MATERIAL FOR THIS EXERCISE start

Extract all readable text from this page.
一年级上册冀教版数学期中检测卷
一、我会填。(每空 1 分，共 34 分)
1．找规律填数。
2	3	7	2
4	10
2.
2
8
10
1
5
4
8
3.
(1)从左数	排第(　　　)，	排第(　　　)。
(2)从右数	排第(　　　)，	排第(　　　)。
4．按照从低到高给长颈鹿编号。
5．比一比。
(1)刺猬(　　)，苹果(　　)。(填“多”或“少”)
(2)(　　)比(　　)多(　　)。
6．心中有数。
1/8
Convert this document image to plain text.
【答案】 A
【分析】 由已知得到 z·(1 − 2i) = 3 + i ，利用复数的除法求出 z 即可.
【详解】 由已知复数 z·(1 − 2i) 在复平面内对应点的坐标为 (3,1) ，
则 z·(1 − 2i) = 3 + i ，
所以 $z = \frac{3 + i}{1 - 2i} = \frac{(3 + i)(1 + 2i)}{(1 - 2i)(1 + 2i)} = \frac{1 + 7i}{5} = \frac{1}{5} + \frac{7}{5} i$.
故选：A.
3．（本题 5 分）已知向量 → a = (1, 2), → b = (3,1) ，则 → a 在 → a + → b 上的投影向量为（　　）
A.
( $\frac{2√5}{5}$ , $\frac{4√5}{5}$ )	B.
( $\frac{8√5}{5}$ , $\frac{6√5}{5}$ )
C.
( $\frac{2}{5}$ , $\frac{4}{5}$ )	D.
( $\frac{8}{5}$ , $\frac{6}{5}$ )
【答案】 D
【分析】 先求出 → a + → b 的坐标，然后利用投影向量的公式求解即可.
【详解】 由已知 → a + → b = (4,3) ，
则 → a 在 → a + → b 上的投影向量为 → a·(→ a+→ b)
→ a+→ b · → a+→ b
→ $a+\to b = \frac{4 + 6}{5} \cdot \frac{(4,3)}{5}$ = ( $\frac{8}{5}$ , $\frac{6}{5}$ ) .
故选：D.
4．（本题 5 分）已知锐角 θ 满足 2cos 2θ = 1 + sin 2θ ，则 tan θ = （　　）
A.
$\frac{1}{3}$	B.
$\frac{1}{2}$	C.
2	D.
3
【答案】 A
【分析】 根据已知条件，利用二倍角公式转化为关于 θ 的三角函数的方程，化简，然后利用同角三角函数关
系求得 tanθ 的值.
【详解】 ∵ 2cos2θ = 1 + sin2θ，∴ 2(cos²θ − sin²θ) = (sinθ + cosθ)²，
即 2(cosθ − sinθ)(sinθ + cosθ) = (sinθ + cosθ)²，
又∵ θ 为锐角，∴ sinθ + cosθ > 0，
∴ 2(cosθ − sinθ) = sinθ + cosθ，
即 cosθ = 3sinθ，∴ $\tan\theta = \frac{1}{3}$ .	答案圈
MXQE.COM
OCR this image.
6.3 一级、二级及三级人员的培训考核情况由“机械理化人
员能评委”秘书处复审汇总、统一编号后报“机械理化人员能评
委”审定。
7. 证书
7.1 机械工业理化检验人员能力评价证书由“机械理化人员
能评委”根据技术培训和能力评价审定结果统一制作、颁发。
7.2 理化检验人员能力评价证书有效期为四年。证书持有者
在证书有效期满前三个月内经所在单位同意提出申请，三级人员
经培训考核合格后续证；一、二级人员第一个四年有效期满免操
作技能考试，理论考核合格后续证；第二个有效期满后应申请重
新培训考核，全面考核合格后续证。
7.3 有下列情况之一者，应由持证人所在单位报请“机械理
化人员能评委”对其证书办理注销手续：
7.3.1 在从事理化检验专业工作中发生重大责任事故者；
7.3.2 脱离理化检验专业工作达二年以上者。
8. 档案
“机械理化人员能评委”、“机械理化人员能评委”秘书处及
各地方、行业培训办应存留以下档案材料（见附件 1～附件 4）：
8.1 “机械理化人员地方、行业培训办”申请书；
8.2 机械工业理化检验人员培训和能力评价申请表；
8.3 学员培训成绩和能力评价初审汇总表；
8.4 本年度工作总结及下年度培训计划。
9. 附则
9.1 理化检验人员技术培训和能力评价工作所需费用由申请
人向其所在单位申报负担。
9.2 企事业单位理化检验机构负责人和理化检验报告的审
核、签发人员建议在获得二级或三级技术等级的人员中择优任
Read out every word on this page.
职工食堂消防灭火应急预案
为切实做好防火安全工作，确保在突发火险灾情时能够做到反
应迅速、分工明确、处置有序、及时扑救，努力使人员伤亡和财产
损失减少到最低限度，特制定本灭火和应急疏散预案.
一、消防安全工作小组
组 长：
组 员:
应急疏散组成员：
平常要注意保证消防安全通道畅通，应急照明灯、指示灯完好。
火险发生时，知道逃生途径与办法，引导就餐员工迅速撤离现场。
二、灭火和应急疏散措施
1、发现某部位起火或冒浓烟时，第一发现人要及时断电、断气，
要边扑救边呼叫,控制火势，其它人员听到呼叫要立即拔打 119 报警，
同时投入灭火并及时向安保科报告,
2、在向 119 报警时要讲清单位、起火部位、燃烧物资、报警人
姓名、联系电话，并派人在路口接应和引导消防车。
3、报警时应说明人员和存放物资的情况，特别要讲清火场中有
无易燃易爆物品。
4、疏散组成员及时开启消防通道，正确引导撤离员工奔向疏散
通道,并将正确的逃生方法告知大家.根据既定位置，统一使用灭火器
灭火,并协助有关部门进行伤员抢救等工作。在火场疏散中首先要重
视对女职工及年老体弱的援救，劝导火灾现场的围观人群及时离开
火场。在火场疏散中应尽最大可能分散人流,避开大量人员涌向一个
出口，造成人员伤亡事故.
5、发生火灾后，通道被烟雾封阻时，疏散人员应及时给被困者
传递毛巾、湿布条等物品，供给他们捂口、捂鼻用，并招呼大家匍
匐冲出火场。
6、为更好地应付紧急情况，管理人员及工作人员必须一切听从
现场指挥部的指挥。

MATERIAL FOR THIS EXERCISE end

### WRITTEN REQUEST
Your task is to extract the lines running from the one with "OCR this image." to the end of the material, inclusive, copying each exactly and adding nothing.

### COMPLETE OUTPUT
OCR this image.
6.3 一级、二级及三级人员的培训考核情况由“机械理化人
员能评委”秘书处复审汇总、统一编号后报“机械理化人员能评
委”审定。
7. 证书
7.1 机械工业理化检验人员能力评价证书由“机械理化人员
能评委”根据技术培训和能力评价审定结果统一制作、颁发。
7.2 理化检验人员能力评价证书有效期为四年。证书持有者
在证书有效期满前三个月内经所在单位同意提出申请，三级人员
经培训考核合格后续证；一、二级人员第一个四年有效期满免操
作技能考试，理论考核合格后续证；第二个有效期满后应申请重
新培训考核，全面考核合格后续证。
7.3 有下列情况之一者，应由持证人所在单位报请“机械理
化人员能评委”对其证书办理注销手续：
7.3.1 在从事理化检验专业工作中发生重大责任事故者；
7.3.2 脱离理化检验专业工作达二年以上者。
8. 档案
“机械理化人员能评委”、“机械理化人员能评委”秘书处及
各地方、行业培训办应存留以下档案材料（见附件 1～附件 4）：
8.1 “机械理化人员地方、行业培训办”申请书；
8.2 机械工业理化检验人员培训和能力评价申请表；
8.3 学员培训成绩和能力评价初审汇总表；
8.4 本年度工作总结及下年度培训计划。
9. 附则
9.1 理化检验人员技术培训和能力评价工作所需费用由申请
人向其所在单位申报负担。
9.2 企事业单位理化检验机构负责人和理化检验报告的审
核、签发人员建议在获得二级或三级技术等级的人员中择优任
Read out every word on this page.
职工食堂消防灭火应急预案
为切实做好防火安全工作，确保在突发火险灾情时能够做到反
应迅速、分工明确、处置有序、及时扑救，努力使人员伤亡和财产
损失减少到最低限度，特制定本灭火和应急疏散预案.
一、消防安全工作小组
组 长：
组 员:
应急疏散组成员：
平常要注意保证消防安全通道畅通，应急照明灯、指示灯完好。
火险发生时，知道逃生途径与办法，引导就餐员工迅速撤离现场。
二、灭火和应急疏散措施
1、发现某部位起火或冒浓烟时，第一发现人要及时断电、断气，
要边扑救边呼叫,控制火势，其它人员听到呼叫要立即拔打 119 报警，
同时投入灭火并及时向安保科报告,
2、在向 119 报警时要讲清单位、起火部位、燃烧物资、报警人
姓名、联系电话，并派人在路口接应和引导消防车。
3、报警时应说明人员和存放物资的情况，特别要讲清火场中有
无易燃易爆物品。
4、疏散组成员及时开启消防通道，正确引导撤离员工奔向疏散
通道,并将正确的逃生方法告知大家.根据既定位置，统一使用灭火器
灭火,并协助有关部门进行伤员抢救等工作。在火场疏散中首先要重
视对女职工及年老体弱的援救，劝导火灾现场的围观人群及时离开
火场。在火场疏散中应尽最大可能分散人流,避开大量人员涌向一个
出口，造成人员伤亡事故.
5、发生火灾后，通道被烟雾封阻时，疏散人员应及时给被困者
传递毛巾、湿布条等物品，供给他们捂口、捂鼻用，并招呼大家匍
匐冲出火场。
6、为更好地应付紧急情况，管理人员及工作人员必须一切听从
现场指挥部的指挥。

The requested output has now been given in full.